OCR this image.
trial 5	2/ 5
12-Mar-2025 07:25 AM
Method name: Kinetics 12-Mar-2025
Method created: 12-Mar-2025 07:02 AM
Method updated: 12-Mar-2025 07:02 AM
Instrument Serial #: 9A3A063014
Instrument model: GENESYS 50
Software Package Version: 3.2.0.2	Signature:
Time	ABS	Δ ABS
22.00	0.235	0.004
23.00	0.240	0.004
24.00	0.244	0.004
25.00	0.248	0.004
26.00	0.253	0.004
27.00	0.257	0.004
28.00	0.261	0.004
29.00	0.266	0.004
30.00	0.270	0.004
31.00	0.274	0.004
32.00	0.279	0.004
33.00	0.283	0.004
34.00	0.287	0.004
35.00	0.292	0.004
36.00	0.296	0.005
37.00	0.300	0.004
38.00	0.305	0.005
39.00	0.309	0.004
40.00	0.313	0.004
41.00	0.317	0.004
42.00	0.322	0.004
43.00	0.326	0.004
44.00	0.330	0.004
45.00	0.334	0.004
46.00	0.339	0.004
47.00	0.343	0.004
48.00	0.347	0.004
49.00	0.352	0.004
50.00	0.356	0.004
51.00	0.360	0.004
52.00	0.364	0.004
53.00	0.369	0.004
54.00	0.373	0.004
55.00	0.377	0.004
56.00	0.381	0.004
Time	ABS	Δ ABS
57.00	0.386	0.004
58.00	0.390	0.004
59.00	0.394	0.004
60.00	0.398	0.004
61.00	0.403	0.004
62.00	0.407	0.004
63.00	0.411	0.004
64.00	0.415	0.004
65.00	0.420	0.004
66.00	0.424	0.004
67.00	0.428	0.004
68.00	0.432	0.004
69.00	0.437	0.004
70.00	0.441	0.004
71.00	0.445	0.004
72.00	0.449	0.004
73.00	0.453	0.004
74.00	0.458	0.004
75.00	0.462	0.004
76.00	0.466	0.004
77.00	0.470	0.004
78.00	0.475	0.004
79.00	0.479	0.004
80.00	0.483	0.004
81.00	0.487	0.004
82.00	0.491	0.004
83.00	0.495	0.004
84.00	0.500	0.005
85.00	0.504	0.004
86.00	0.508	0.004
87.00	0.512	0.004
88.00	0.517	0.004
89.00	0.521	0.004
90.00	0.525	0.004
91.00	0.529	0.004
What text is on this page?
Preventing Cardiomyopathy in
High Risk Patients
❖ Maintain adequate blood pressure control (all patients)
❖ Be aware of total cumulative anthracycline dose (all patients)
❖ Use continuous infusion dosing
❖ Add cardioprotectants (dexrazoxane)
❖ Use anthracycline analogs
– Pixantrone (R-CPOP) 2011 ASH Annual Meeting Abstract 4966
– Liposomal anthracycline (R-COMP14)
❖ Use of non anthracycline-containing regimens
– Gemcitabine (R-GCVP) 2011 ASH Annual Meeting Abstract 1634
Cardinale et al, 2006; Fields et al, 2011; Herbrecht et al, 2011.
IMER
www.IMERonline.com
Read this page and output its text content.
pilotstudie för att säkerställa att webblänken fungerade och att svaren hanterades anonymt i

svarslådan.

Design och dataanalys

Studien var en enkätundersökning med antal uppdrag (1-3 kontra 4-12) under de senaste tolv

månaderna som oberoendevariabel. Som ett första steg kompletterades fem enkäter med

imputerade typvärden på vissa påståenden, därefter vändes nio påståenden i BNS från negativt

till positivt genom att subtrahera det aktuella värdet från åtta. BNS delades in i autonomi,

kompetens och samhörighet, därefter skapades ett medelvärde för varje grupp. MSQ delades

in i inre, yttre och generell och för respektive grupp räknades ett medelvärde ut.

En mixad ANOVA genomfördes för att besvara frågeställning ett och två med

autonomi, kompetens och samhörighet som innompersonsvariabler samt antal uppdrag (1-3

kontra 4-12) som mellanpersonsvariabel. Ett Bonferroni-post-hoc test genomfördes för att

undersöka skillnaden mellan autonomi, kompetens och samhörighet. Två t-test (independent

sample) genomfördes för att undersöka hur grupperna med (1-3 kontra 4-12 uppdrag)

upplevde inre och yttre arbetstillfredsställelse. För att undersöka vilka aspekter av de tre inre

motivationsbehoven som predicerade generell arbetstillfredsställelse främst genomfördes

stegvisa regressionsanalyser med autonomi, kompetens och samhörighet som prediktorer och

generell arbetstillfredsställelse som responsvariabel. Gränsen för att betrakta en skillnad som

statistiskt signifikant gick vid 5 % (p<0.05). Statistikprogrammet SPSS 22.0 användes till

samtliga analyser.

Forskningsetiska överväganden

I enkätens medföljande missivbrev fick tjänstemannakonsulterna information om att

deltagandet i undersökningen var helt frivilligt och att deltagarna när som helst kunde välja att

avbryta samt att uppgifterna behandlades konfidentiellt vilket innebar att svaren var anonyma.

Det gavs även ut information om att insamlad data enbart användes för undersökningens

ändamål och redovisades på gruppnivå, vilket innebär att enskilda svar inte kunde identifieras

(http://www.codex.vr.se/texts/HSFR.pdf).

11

━━━━━━━━━━

(What the exercise asks) Your response should be each line that includes the word "Method", copied from the records.

(Written response)
Method name: Kinetics 12-Mar-2025
Method created: 12-Mar-2025 07:02 AM
Method updated: 12-Mar-2025 07:02 AM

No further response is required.